● **Problem details**
All of the data must be printed exactly; please include every line.

++++++

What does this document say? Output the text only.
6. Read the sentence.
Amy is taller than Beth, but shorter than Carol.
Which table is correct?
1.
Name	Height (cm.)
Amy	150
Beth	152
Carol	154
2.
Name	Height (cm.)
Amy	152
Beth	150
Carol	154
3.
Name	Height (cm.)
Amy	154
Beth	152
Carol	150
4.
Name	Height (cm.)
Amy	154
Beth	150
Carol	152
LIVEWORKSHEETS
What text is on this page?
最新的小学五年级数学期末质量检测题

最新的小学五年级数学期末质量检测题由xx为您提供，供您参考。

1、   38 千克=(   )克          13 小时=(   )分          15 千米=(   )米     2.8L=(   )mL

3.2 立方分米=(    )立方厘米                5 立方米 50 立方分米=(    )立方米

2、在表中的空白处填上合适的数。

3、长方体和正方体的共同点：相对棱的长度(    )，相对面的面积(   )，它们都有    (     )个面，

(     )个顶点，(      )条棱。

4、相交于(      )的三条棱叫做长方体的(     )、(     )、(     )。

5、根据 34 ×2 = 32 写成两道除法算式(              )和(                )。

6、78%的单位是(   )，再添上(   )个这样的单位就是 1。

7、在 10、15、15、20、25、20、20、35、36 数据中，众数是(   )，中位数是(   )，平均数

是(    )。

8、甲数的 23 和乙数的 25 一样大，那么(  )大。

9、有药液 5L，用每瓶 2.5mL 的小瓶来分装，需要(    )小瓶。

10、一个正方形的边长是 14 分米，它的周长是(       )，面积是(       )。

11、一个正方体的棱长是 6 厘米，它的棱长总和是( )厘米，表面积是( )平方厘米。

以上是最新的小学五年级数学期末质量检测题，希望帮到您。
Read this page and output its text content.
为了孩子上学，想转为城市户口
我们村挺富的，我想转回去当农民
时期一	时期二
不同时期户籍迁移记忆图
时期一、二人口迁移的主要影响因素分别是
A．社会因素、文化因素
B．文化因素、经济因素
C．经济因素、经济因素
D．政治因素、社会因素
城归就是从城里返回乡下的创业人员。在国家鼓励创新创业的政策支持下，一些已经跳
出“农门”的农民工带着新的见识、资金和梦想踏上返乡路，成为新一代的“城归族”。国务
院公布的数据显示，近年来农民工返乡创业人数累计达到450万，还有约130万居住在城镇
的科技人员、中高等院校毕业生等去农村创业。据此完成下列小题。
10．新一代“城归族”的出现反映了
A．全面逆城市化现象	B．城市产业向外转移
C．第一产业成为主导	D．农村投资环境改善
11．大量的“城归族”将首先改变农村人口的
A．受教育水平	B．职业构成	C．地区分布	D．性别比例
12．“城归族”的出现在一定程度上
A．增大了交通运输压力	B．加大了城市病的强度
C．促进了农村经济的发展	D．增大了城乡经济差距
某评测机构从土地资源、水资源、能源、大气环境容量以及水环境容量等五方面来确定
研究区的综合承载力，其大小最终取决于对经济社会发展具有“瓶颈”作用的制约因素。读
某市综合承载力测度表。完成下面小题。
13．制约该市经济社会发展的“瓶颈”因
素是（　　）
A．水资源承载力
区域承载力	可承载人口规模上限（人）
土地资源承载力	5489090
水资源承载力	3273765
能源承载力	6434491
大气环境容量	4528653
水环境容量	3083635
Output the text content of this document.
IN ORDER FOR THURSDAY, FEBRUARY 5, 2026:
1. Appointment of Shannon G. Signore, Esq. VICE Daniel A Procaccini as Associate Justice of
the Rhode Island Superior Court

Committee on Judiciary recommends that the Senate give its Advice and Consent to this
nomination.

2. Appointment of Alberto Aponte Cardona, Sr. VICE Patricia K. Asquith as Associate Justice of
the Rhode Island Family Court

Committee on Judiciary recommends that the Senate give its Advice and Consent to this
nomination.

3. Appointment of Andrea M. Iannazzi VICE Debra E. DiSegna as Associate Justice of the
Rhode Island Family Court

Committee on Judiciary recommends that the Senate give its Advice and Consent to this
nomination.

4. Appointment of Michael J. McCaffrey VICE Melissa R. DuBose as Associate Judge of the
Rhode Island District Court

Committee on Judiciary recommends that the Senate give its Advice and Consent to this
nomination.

++++++

● **Full solution**
What does this document say? Output the text only.
6. Read the sentence.
Amy is taller than Beth, but shorter than Carol.
Which table is correct?
1.
Name	Height (cm.)
Amy	150
Beth	152
Carol	154
2.
Name	Height (cm.)
Amy	152
Beth	150
Carol	154
3.
Name	Height (cm.)
Amy	154
Beth	152
Carol	150
4.
Name	Height (cm.)
Amy	154
Beth	150
Carol	152
LIVEWORKSHEETS
What text is on this page?
最新的小学五年级数学期末质量检测题

最新的小学五年级数学期末质量检测题由xx为您提供，供您参考。

1、   38 千克=(   )克          13 小时=(   )分          15 千米=(   )米     2.8L=(   )mL

3.2 立方分米=(    )立方厘米                5 立方米 50 立方分米=(    )立方米

2、在表中的空白处填上合适的数。

3、长方体和正方体的共同点：相对棱的长度(    )，相对面的面积(   )，它们都有    (     )个面，

(     )个顶点，(      )条棱。

4、相交于(      )的三条棱叫做长方体的(     )、(     )、(     )。

5、根据 34 ×2 = 32 写成两道除法算式(              )和(                )。

6、78%的单位是(   )，再添上(   )个这样的单位就是 1。

7、在 10、15、15、20、25、20、20、35、36 数据中，众数是(   )，中位数是(   )，平均数

是(    )。

8、甲数的 23 和乙数的 25 一样大，那么(  )大。

9、有药液 5L，用每瓶 2.5mL 的小瓶来分装，需要(    )小瓶。

10、一个正方形的边长是 14 分米，它的周长是(       )，面积是(       )。

11、一个正方体的棱长是 6 厘米，它的棱长总和是( )厘米，表面积是( )平方厘米。

以上是最新的小学五年级数学期末质量检测题，希望帮到您。
Read this page and output its text content.
为了孩子上学，想转为城市户口
我们村挺富的，我想转回去当农民
时期一	时期二
不同时期户籍迁移记忆图
时期一、二人口迁移的主要影响因素分别是
A．社会因素、文化因素
B．文化因素、经济因素
C．经济因素、经济因素
D．政治因素、社会因素
城归就是从城里返回乡下的创业人员。在国家鼓励创新创业的政策支持下，一些已经跳
出“农门”的农民工带着新的见识、资金和梦想踏上返乡路，成为新一代的“城归族”。国务
院公布的数据显示，近年来农民工返乡创业人数累计达到450万，还有约130万居住在城镇
的科技人员、中高等院校毕业生等去农村创业。据此完成下列小题。
10．新一代“城归族”的出现反映了
A．全面逆城市化现象	B．城市产业向外转移
C．第一产业成为主导	D．农村投资环境改善
11．大量的“城归族”将首先改变农村人口的
A．受教育水平	B．职业构成	C．地区分布	D．性别比例
12．“城归族”的出现在一定程度上
A．增大了交通运输压力	B．加大了城市病的强度
C．促进了农村经济的发展	D．增大了城乡经济差距
某评测机构从土地资源、水资源、能源、大气环境容量以及水环境容量等五方面来确定
研究区的综合承载力，其大小最终取决于对经济社会发展具有“瓶颈”作用的制约因素。读
某市综合承载力测度表。完成下面小题。
13．制约该市经济社会发展的“瓶颈”因
素是（　　）
A．水资源承载力
区域承载力	可承载人口规模上限（人）
土地资源承载力	5489090
水资源承载力	3273765
能源承载力	6434491
大气环境容量	4528653
水环境容量	3083635
Output the text content of this document.
IN ORDER FOR THURSDAY, FEBRUARY 5, 2026:
1. Appointment of Shannon G. Signore, Esq. VICE Daniel A Procaccini as Associate Justice of
the Rhode Island Superior Court

Committee on Judiciary recommends that the Senate give its Advice and Consent to this
nomination.

2. Appointment of Alberto Aponte Cardona, Sr. VICE Patricia K. Asquith as Associate Justice of
the Rhode Island Family Court

Committee on Judiciary recommends that the Senate give its Advice and Consent to this
nomination.

3. Appointment of Andrea M. Iannazzi VICE Debra E. DiSegna as Associate Justice of the
Rhode Island Family Court

Committee on Judiciary recommends that the Senate give its Advice and Consent to this
nomination.

4. Appointment of Michael J. McCaffrey VICE Melissa R. DuBose as Associate Judge of the
Rhode Island District Court

Committee on Judiciary recommends that the Senate give its Advice and Consent to this
nomination.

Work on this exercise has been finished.